→ **OBJECTIVE**
Could every line of the data be printed exactly as it reads?

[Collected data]
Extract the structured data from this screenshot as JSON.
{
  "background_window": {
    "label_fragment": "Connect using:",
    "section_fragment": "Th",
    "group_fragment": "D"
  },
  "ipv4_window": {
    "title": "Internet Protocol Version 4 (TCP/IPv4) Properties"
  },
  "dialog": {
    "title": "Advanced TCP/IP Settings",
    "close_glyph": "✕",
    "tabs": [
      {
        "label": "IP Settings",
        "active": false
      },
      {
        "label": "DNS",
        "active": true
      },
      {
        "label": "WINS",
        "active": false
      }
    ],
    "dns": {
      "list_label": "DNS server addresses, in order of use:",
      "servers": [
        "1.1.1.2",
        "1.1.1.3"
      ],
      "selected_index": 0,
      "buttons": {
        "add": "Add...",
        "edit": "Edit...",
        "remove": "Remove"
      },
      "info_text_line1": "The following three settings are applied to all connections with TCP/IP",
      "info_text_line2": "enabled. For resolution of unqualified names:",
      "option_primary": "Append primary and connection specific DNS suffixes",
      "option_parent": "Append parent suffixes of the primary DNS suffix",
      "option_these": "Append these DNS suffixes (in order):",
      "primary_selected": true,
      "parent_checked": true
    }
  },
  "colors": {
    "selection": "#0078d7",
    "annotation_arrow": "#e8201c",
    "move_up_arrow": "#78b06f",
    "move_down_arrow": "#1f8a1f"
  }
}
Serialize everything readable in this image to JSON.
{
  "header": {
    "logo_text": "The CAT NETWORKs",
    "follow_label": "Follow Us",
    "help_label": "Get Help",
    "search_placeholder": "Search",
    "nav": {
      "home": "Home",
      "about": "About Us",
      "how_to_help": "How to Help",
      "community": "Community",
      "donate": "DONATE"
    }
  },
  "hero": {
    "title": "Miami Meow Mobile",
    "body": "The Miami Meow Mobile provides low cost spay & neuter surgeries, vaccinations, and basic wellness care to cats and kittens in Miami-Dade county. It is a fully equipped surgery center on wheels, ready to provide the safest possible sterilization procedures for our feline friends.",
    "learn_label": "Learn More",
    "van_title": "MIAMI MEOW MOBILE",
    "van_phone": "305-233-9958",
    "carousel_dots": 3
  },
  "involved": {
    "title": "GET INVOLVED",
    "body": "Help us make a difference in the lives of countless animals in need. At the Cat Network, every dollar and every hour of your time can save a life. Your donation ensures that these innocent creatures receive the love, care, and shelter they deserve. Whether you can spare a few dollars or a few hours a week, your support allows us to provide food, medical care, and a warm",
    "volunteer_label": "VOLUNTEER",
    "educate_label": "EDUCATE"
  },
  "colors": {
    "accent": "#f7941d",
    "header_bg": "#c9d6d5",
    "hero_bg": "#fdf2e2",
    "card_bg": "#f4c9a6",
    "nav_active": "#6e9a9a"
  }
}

→ **TASK SOLUTION**
Extract the structured data from this screenshot as JSON.
{
  "background_window": {
    "label_fragment": "Connect using:",
    "section_fragment": "Th",
    "group_fragment": "D"
  },
  "ipv4_window": {
    "title": "Internet Protocol Version 4 (TCP/IPv4) Properties"
  },
  "dialog": {
    "title": "Advanced TCP/IP Settings",
    "close_glyph": "✕",
    "tabs": [
      {
        "label": "IP Settings",
        "active": false
      },
      {
        "label": "DNS",
        "active": true
      },
      {
        "label": "WINS",
        "active": false
      }
    ],
    "dns": {
      "list_label": "DNS server addresses, in order of use:",
      "servers": [
        "1.1.1.2",
        "1.1.1.3"
      ],
      "selected_index": 0,
      "buttons": {
        "add": "Add...",
        "edit": "Edit...",
        "remove": "Remove"
      },
      "info_text_line1": "The following three settings are applied to all connections with TCP/IP",
      "info_text_line2": "enabled. For resolution of unqualified names:",
      "option_primary": "Append primary and connection specific DNS suffixes",
      "option_parent": "Append parent suffixes of the primary DNS suffix",
      "option_these": "Append these DNS suffixes (in order):",
      "primary_selected": true,
      "parent_checked": true
    }
  },
  "colors": {
    "selection": "#0078d7",
    "annotation_arrow": "#e8201c",
    "move_up_arrow": "#78b06f",
    "move_down_arrow": "#1f8a1f"
  }
}
Serialize everything readable in this image to JSON.
{
  "header": {
    "logo_text": "The CAT NETWORKs",
    "follow_label": "Follow Us",
    "help_label": "Get Help",
    "search_placeholder": "Search",
    "nav": {
      "home": "Home",
      "about": "About Us",
      "how_to_help": "How to Help",
      "community": "Community",
      "donate": "DONATE"
    }
  },
  "hero": {
    "title": "Miami Meow Mobile",
    "body": "The Miami Meow Mobile provides low cost spay & neuter surgeries, vaccinations, and basic wellness care to cats and kittens in Miami-Dade county. It is a fully equipped surgery center on wheels, ready to provide the safest possible sterilization procedures for our feline friends.",
    "learn_label": "Learn More",
    "van_title": "MIAMI MEOW MOBILE",
    "van_phone": "305-233-9958",
    "carousel_dots": 3
  },
  "involved": {
    "title": "GET INVOLVED",
    "body": "Help us make a difference in the lives of countless animals in need. At the Cat Network, every dollar and every hour of your time can save a life. Your donation ensures that these innocent creatures receive the love, care, and shelter they deserve. Whether you can spare a few dollars or a few hours a week, your support allows us to provide food, medical care, and a warm",
    "volunteer_label": "VOLUNTEER",
    "educate_label": "EDUCATE"
  },
  "colors": {
    "accent": "#f7941d",
    "header_bg": "#c9d6d5",
    "hero_bg": "#fdf2e2",
    "card_bg": "#f4c9a6",
    "nav_active": "#6e9a9a"
  }
}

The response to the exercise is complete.